_DIRECTIVE_: In the entries that follow, count each line containing "title" and state the total, nothing more.
-- start RECORDS SHOWN --
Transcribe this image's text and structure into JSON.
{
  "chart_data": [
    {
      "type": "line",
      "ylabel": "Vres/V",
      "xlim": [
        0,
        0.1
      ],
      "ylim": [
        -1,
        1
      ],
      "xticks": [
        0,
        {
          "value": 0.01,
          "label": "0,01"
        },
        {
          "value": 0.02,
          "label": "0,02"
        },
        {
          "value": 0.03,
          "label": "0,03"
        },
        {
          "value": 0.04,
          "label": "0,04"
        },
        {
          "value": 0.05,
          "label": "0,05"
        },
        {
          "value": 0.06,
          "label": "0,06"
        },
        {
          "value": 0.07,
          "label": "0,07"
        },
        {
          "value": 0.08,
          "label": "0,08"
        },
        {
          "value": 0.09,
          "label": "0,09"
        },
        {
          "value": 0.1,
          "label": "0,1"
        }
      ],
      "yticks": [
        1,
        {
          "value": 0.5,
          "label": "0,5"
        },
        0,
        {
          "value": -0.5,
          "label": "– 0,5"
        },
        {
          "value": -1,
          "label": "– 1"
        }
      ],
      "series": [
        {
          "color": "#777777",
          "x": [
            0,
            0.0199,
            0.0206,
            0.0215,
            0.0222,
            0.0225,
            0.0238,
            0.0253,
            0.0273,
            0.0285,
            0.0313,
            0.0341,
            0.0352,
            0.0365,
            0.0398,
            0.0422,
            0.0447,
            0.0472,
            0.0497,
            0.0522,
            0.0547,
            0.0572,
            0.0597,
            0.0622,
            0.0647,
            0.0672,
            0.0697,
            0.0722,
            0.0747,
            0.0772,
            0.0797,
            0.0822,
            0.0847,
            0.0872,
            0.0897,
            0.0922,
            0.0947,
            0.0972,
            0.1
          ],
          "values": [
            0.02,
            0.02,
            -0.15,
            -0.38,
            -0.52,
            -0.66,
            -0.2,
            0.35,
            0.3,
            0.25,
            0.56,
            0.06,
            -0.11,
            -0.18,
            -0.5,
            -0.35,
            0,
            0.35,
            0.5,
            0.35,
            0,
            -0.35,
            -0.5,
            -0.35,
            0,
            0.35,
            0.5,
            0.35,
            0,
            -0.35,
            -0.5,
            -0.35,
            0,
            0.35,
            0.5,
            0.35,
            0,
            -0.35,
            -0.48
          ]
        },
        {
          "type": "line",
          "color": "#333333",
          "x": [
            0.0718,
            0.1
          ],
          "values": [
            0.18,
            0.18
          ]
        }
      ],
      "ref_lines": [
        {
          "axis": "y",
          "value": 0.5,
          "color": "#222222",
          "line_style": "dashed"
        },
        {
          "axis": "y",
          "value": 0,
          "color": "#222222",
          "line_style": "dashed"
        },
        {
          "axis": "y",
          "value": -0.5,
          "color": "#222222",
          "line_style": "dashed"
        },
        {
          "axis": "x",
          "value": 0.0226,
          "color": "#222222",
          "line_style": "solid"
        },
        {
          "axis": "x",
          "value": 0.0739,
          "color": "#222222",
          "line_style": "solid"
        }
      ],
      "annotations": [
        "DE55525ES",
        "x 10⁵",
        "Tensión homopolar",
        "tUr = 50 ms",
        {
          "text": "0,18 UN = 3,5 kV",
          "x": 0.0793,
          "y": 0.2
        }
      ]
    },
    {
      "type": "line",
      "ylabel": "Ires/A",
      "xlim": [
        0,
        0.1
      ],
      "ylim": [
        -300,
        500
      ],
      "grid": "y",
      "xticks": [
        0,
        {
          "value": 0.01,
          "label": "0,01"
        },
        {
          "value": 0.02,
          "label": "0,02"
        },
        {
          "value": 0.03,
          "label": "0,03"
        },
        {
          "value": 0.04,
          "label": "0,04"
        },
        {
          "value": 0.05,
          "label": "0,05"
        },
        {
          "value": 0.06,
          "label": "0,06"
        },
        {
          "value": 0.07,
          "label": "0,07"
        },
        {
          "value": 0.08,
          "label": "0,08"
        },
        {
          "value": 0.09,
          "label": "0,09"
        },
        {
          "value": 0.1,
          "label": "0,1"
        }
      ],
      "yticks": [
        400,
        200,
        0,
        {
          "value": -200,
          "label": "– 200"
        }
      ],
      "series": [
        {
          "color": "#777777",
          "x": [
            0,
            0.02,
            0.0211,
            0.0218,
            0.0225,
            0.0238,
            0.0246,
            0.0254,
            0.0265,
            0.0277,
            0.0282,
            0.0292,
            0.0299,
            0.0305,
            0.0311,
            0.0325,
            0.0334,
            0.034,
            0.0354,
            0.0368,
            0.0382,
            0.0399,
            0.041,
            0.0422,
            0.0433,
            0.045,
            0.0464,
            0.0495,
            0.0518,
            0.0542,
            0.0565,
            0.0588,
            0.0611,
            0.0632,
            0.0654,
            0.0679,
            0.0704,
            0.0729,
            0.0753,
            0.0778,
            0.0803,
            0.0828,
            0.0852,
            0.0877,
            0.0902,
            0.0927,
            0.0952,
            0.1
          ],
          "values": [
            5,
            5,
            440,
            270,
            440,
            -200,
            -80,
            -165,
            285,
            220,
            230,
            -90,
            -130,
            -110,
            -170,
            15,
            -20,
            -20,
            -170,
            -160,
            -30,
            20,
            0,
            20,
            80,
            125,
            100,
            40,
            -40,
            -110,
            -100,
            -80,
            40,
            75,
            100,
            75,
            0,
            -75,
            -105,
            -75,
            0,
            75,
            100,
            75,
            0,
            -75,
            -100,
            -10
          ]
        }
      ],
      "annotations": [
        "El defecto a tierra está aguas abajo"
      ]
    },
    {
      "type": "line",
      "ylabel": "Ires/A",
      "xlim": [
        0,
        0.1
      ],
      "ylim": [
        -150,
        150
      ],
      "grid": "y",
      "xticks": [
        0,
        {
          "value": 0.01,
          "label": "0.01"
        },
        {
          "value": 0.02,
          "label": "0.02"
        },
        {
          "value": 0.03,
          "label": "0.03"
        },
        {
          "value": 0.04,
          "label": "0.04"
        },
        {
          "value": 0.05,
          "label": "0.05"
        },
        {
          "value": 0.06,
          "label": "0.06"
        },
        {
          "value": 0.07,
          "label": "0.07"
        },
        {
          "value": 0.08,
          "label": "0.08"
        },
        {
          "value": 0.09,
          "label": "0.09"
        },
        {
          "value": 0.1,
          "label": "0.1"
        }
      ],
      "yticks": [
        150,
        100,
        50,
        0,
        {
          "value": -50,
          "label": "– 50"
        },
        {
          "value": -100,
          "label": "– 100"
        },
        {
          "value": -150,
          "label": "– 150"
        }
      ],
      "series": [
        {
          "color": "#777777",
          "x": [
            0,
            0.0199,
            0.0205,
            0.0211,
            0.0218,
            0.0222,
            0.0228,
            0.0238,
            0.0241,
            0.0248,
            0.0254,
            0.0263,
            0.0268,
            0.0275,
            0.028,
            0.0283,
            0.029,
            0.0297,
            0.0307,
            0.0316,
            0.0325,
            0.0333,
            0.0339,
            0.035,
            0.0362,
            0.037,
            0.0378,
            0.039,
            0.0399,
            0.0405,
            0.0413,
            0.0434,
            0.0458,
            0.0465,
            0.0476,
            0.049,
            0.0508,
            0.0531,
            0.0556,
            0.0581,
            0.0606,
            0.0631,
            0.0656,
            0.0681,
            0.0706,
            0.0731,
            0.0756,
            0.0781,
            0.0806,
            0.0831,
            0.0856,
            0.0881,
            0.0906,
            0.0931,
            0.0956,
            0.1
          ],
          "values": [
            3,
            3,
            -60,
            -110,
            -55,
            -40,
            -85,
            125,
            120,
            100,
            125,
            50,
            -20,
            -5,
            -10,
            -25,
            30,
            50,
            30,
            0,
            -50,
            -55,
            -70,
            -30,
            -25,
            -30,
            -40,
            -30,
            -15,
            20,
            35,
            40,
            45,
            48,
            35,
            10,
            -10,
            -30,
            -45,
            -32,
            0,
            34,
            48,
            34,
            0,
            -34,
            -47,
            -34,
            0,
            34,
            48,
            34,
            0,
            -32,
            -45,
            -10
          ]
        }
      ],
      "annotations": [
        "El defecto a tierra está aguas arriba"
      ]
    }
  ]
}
-- end RECORDS SHOWN --
-- start RECORDS SHOWN --
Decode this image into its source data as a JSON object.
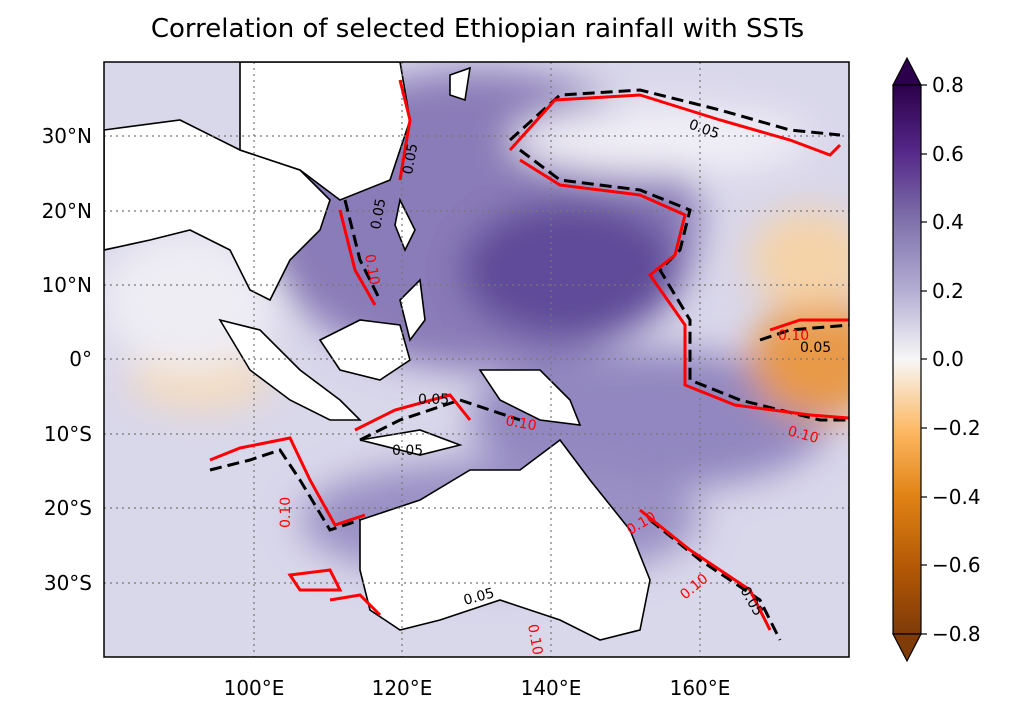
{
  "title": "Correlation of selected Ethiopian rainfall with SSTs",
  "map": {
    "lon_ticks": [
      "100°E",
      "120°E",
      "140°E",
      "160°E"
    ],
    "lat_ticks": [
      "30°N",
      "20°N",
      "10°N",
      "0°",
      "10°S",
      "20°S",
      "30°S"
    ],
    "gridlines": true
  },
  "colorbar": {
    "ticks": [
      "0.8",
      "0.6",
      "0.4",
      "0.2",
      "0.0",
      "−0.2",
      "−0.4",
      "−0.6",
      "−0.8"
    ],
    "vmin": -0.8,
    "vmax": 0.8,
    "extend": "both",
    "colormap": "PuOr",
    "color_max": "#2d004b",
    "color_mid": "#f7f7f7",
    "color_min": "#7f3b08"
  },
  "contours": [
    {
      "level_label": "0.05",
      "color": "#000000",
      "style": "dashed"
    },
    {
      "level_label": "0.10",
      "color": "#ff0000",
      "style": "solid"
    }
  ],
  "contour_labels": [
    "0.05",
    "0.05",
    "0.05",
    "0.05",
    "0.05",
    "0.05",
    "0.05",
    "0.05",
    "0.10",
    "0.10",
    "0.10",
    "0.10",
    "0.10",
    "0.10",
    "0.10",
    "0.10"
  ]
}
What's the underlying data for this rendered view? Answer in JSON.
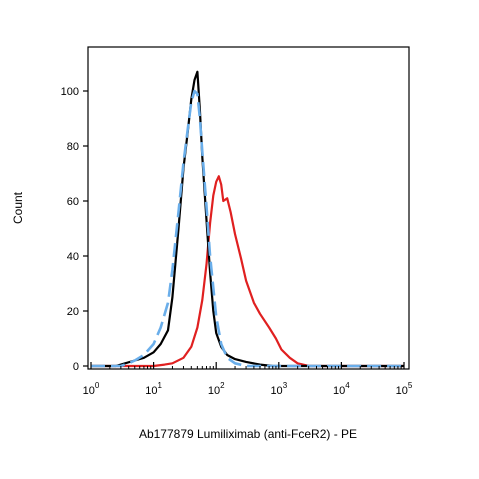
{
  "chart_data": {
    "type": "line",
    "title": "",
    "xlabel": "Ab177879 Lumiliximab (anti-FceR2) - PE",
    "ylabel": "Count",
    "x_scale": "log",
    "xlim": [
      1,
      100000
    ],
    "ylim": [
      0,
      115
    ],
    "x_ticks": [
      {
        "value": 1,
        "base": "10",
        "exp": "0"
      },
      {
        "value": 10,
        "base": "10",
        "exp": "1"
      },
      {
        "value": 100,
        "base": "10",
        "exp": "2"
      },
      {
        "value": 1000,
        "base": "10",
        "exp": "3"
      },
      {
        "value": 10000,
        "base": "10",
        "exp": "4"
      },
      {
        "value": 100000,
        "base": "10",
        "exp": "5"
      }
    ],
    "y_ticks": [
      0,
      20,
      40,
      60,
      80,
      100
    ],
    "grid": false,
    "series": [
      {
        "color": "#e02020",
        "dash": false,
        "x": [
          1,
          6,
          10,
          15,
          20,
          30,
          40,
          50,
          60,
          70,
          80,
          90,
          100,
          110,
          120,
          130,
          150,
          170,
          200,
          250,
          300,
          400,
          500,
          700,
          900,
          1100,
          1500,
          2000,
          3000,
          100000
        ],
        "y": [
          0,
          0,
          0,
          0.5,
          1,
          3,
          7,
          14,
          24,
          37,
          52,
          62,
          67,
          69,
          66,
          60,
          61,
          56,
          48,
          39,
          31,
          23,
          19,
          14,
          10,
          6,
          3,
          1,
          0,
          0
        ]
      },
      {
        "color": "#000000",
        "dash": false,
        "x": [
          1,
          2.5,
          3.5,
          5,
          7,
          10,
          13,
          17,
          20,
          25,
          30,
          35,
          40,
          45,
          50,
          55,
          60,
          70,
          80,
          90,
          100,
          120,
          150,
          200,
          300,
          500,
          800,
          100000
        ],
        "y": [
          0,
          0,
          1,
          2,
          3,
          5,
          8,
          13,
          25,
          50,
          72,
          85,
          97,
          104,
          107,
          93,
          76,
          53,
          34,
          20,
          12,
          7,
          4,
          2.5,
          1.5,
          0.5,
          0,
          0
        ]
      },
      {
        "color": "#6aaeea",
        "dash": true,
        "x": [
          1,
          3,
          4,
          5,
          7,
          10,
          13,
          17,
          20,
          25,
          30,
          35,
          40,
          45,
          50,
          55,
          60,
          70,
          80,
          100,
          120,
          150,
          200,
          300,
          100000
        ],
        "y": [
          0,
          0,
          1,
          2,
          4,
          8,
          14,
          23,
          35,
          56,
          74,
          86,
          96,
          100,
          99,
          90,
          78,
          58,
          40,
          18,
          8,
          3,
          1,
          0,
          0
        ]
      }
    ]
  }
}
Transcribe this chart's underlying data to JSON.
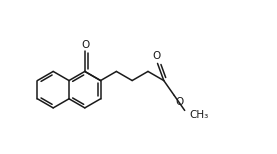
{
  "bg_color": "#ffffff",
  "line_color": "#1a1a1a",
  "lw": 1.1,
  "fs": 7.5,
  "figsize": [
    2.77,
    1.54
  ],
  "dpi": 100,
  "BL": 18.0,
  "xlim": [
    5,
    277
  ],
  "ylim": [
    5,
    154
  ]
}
-- end RECORDS SHOWN --
-- start RECORDS SHOWN --
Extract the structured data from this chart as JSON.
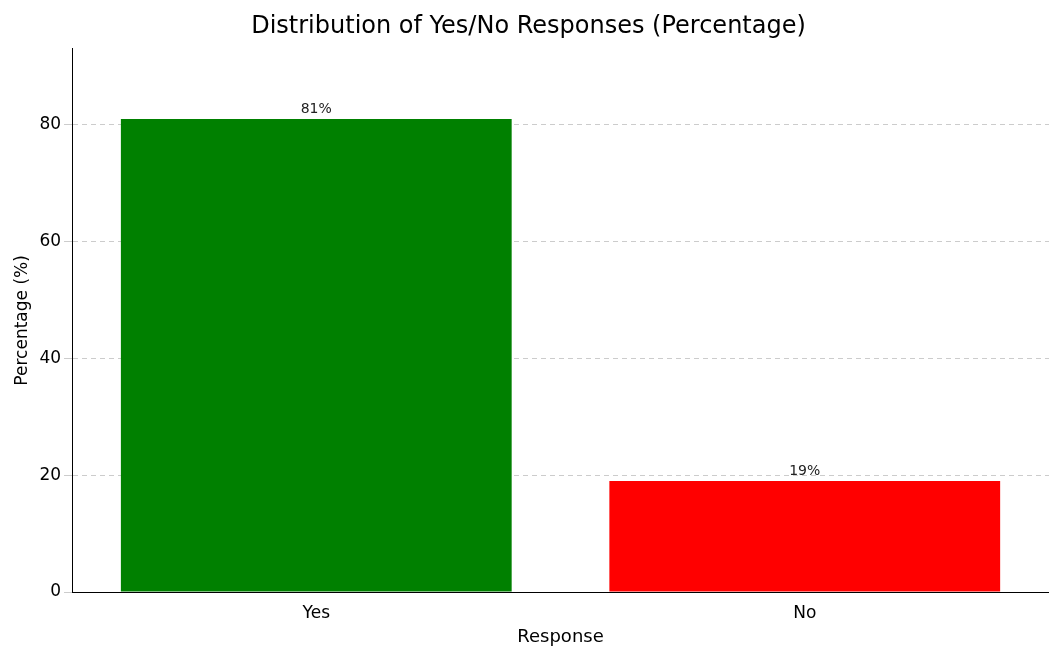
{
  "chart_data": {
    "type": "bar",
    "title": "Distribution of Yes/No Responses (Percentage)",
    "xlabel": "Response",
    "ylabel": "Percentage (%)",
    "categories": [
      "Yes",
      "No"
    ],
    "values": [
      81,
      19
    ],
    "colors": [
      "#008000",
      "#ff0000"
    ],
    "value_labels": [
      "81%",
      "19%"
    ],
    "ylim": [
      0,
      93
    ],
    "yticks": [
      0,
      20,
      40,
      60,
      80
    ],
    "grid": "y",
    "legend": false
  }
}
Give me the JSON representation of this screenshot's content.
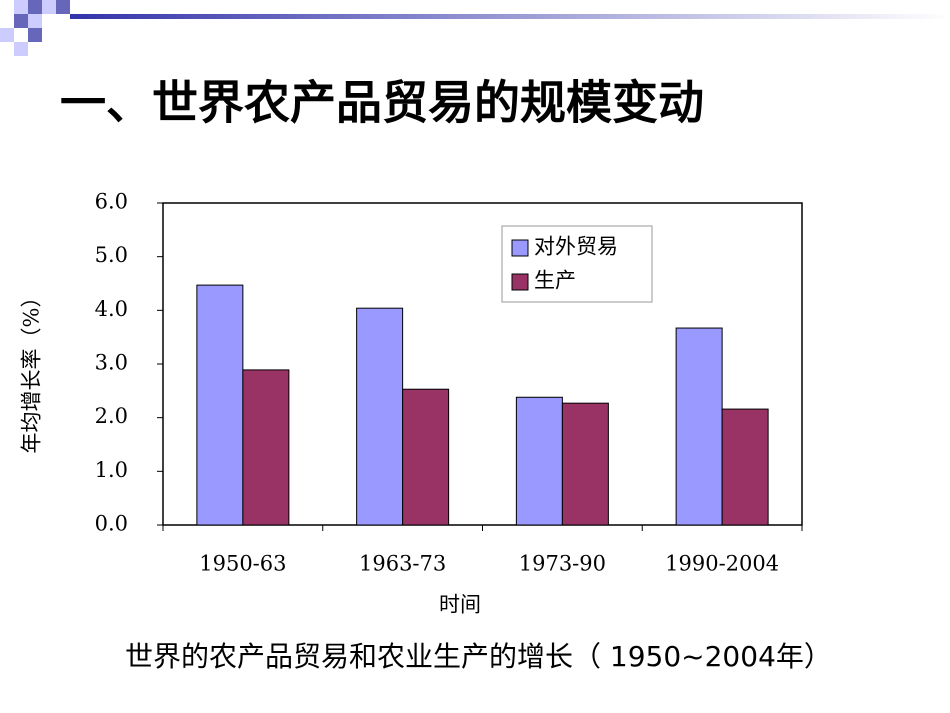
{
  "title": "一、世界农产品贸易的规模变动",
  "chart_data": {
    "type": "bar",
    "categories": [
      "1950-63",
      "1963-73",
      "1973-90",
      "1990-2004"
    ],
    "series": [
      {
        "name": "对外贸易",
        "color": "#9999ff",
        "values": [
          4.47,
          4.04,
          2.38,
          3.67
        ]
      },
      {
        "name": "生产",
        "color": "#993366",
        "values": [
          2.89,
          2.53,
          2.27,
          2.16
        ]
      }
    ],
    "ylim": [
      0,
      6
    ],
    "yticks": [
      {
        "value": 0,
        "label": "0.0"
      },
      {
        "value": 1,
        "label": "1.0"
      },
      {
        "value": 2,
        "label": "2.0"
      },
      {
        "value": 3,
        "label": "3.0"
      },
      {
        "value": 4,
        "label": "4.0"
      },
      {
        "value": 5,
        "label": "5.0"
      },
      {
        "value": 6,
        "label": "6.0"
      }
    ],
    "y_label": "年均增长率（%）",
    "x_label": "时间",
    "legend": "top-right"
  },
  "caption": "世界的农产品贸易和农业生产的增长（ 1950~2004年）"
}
-- end RECORDS SHOWN --
_REPLY TO THE TASK_: 4